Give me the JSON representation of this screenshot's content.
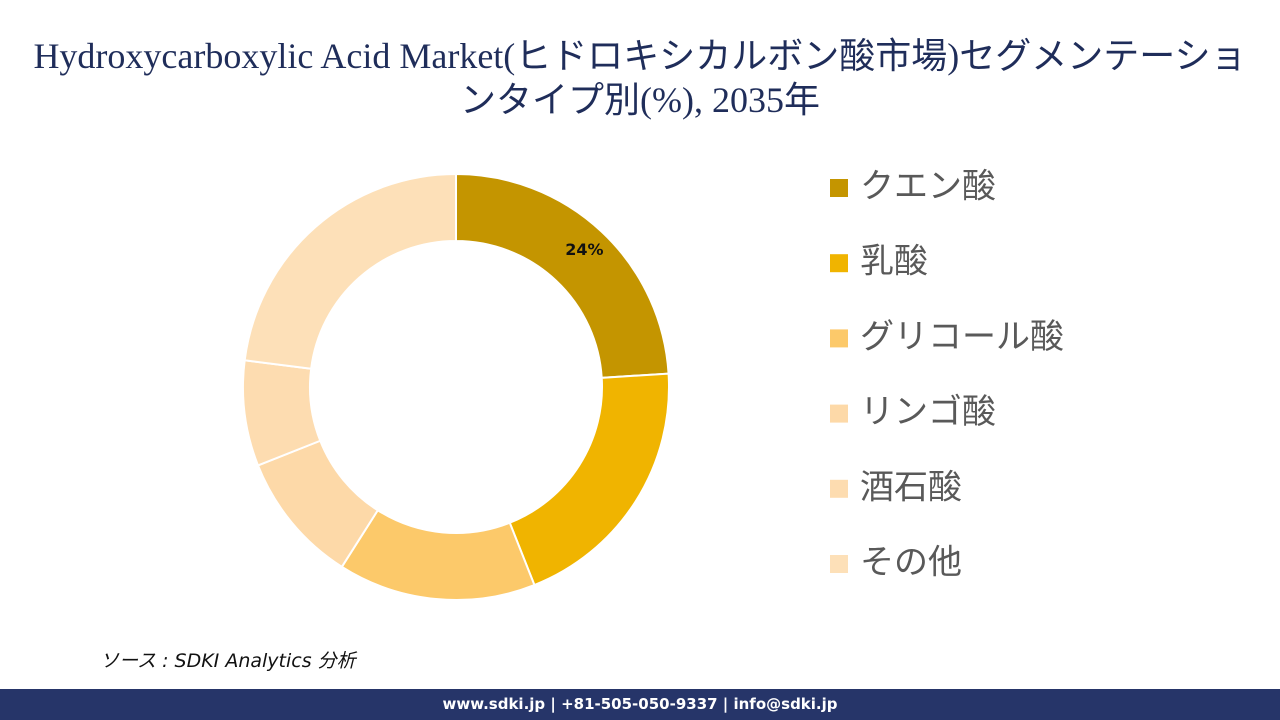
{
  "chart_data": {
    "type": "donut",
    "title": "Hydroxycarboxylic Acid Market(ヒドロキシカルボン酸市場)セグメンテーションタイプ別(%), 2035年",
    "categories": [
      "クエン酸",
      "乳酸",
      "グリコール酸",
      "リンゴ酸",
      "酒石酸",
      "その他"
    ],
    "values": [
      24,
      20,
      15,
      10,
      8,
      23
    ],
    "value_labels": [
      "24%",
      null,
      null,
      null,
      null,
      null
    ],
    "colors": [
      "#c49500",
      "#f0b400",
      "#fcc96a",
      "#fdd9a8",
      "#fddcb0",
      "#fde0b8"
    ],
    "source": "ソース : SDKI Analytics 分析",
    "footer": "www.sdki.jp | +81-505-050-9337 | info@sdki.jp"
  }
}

# [THE PROBLEM]
Reproduce the material above in full, exactly, with no images.

# [RESPONSE FOR THIS EXERCISE]
Give me the JSON representation of this screenshot's content.
{
  "chart_data": {
    "type": "donut",
    "title": "Hydroxycarboxylic Acid Market(ヒドロキシカルボン酸市場)セグメンテーションタイプ別(%), 2035年",
    "categories": [
      "クエン酸",
      "乳酸",
      "グリコール酸",
      "リンゴ酸",
      "酒石酸",
      "その他"
    ],
    "values": [
      24,
      20,
      15,
      10,
      8,
      23
    ],
    "value_labels": [
      "24%",
      null,
      null,
      null,
      null,
      null
    ],
    "colors": [
      "#c49500",
      "#f0b400",
      "#fcc96a",
      "#fdd9a8",
      "#fddcb0",
      "#fde0b8"
    ],
    "source": "ソース : SDKI Analytics 分析",
    "footer": "www.sdki.jp | +81-505-050-9337 | info@sdki.jp"
  }
}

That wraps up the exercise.